======== SUPPLIED MATERIAL
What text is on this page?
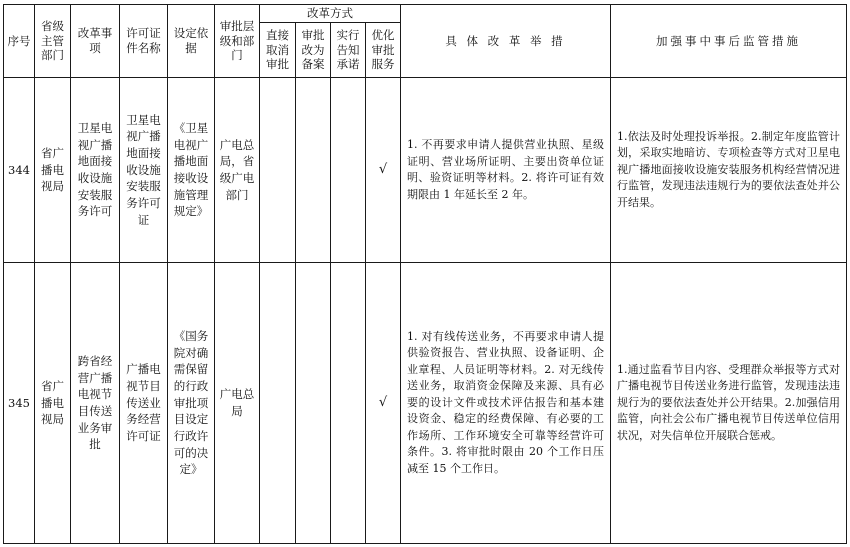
序号	省级主管部门	改革事项	许可证件名称	设定依据	审批层级和部门	改革方式				具 体 改 革 举 措	加强事中事后监管措施
						直接取消审批	审批改为备案	实行告知承诺	优化审批服务		
344	省广播电视局	卫星电视广播地面接收设施安装服务许可	卫星电视广播地面接收设施安装服务许可证	《卫星电视广播地面接收设施管理规定》	广电总局，省级广电部门				√	1. 不再要求申请人提供营业执照、星级证明、营业场所证明、主要出资单位证明、验资证明等材料。2. 将许可证有效期限由 1 年延长至 2 年。	1.依法及时处理投诉举报。2.制定年度监管计划，采取实地暗访、专项检查等方式对卫星电视广播地面接收设施安装服务机构经营情况进行监管，发现违法违规行为的要依法查处并公开结果。
345	省广播电视局	跨省经营广播电视节目传送业务审批	广播电视节目传送业务经营许可证	《国务院对确需保留的行政审批项目设定行政许可的决定》	广电总局				√	1. 对有线传送业务，不再要求申请人提供验资报告、营业执照、设备证明、企业章程、人员证明等材料。2. 对无线传送业务，取消资金保障及来源、具有必要的设计文件或技术评估报告和基本建设资金、稳定的经费保障、有必要的工作场所、工作环境安全可靠等经营许可条件。3. 将审批时限由 20 个工作日压减至 15 个工作日。	1.通过监看节目内容、受理群众举报等方式对广播电视节目传送业务进行监管，发现违法违规行为的要依法查处并公开结果。2.加强信用监管，向社会公布广播电视节目传送单位信用状况，对失信单位开展联合惩戒。
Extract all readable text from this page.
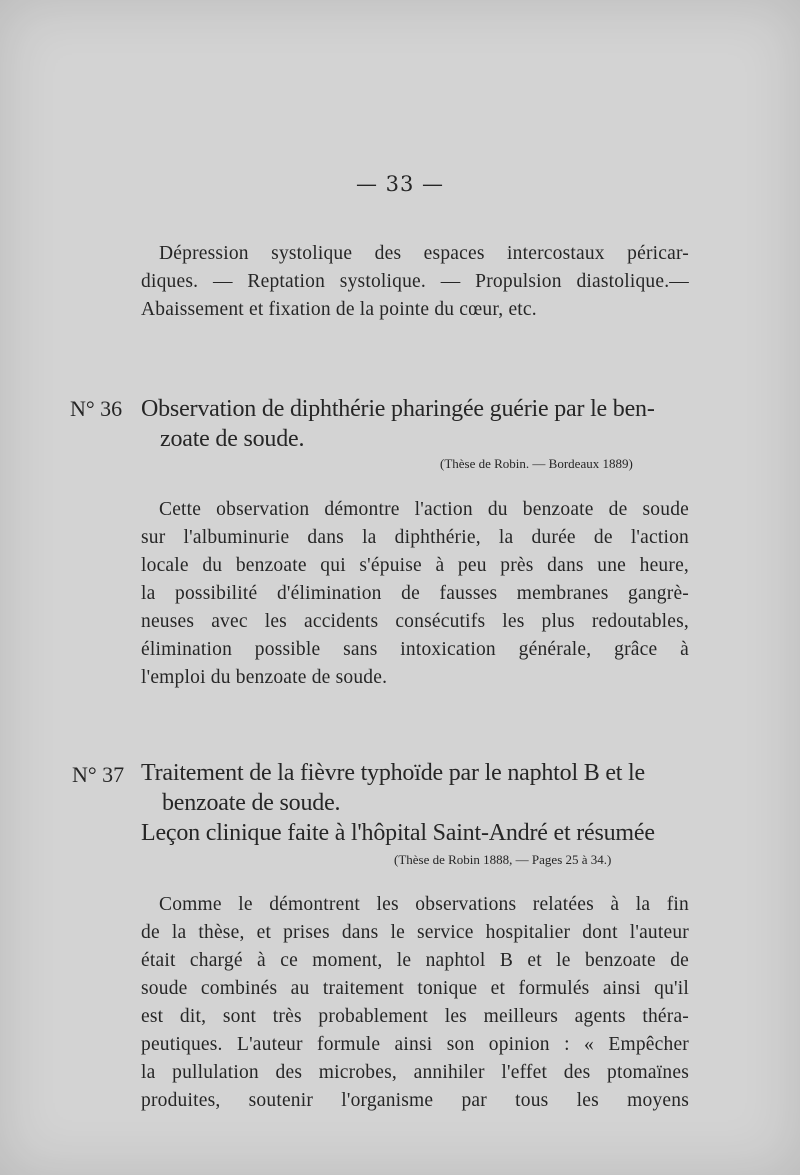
— 33 —
Dépression systolique des espaces intercostaux péricar-
diques. — Reptation systolique. — Propulsion diastolique.—
Abaissement et fixation de la pointe du cœur, etc.
N° 36 Observation de diphthérie pharingée guérie par le ben-
zoate de soude.
(Thèse de Robin. — Bordeaux 1889)
Cette observation démontre l'action du benzoate de soude
sur l'albuminurie dans la diphthérie, la durée de l'action
locale du benzoate qui s'épuise à peu près dans une heure,
la possibilité d'élimination de fausses membranes gangrè-
neuses avec les accidents consécutifs les plus redoutables,
élimination possible sans intoxication générale, grâce à
l'emploi du benzoate de soude.
N° 37 Traitement de la fièvre typhoïde par le naphtol B et le
benzoate de soude.
Leçon clinique faite à l'hôpital Saint-André et résumée
(Thèse de Robin 1888, — Pages 25 à 34.)
Comme le démontrent les observations relatées à la fin
de la thèse, et prises dans le service hospitalier dont l'auteur
était chargé à ce moment, le naphtol B et le benzoate de
soude combinés au traitement tonique et formulés ainsi qu'il
est dit, sont très probablement les meilleurs agents théra-
peutiques. L'auteur formule ainsi son opinion : « Empêcher
la pullulation des microbes, annihiler l'effet des ptomaïnes
produites, soutenir l'organisme par tous les moyens
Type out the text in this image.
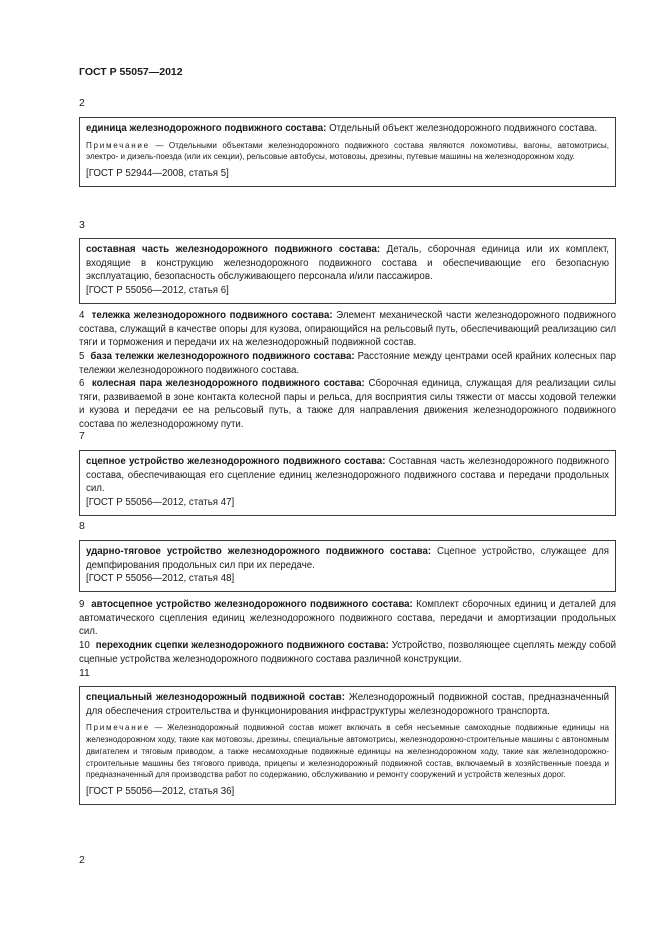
ГОСТ Р 55057—2012
2
единица железнодорожного подвижного состава: Отдельный объект железнодорожного подвижного состава.
Примечание — Отдельными объектами железнодорожного подвижного состава являются локомотивы, вагоны, автомотрисы, электро- и дизель-поезда (или их секции), рельсовые автобусы, мотовозы, дрезины, путевые машины на железнодорожном ходу.
[ГОСТ Р 52944—2008, статья 5]
3
составная часть железнодорожного подвижного состава: Деталь, сборочная единица или их комплект, входящие в конструкцию железнодорожного подвижного состава и обеспечивающие его безопасную эксплуатацию, безопасность обслуживающего персонала и/или пассажиров.
[ГОСТ Р 55056—2012, статья 6]
4 тележка железнодорожного подвижного состава: Элемент механической части железнодорожного подвижного состава, служащий в качестве опоры для кузова, опирающийся на рельсовый путь, обеспечивающий реализацию сил тяги и торможения и передачи их на железнодорожный подвижной состав.
5 база тележки железнодорожного подвижного состава: Расстояние между центрами осей крайних колесных пар тележки железнодорожного подвижного состава.
6 колесная пара железнодорожного подвижного состава: Сборочная единица, служащая для реализации силы тяги, развиваемой в зоне контакта колесной пары и рельса, для восприятия силы тяжести от массы ходовой тележки и кузова и передачи ее на рельсовый путь, а также для направления движения железнодорожного подвижного состава по железнодорожному пути.
7
сцепное устройство железнодорожного подвижного состава: Составная часть железнодорожного подвижного состава, обеспечивающая его сцепление единиц железнодорожного подвижного состава и передачи продольных сил.
[ГОСТ Р 55056—2012, статья 47]
8
ударно-тяговое устройство железнодорожного подвижного состава: Сцепное устройство, служащее для демпфирования продольных сил при их передаче.
[ГОСТ Р 55056—2012, статья 48]
9 автосцепное устройство железнодорожного подвижного состава: Комплект сборочных единиц и деталей для автоматического сцепления единиц железнодорожного подвижного состава, передачи и амортизации продольных сил.
10 переходник сцепки железнодорожного подвижного состава: Устройство, позволяющее сцеплять между собой сцепные устройства железнодорожного подвижного состава различной конструкции.
11
специальный железнодорожный подвижной состав: Железнодорожный подвижной состав, предназначенный для обеспечения строительства и функционирования инфраструктуры железнодорожного транспорта.
Примечание — Железнодорожный подвижной состав может включать в себя несъемные самоходные подвижные единицы на железнодорожном ходу, такие как мотовозы, дрезины, специальные автомотрисы, железнодорожно-строительные машины с автономным двигателем и тяговым приводом, а также несамоходные подвижные единицы на железнодорожном ходу, такие как железнодорожно-строительные машины без тягового привода, прицепы и железнодорожный подвижной состав, включаемый в хозяйственные поезда и предназначенный для производства работ по содержанию, обслуживанию и ремонту сооружений и устройств железных дорог.
[ГОСТ Р 55056—2012, статья 36]
2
================
- _EXERCISE_:
Filter the records above for "ГОСТ" and copy every matching line.

- _PROBLEM SOLUTION_:
ГОСТ Р 55057—2012
[ГОСТ Р 52944—2008, статья 5]
[ГОСТ Р 55056—2012, статья 6]
[ГОСТ Р 55056—2012, статья 47]
[ГОСТ Р 55056—2012, статья 48]
[ГОСТ Р 55056—2012, статья 36]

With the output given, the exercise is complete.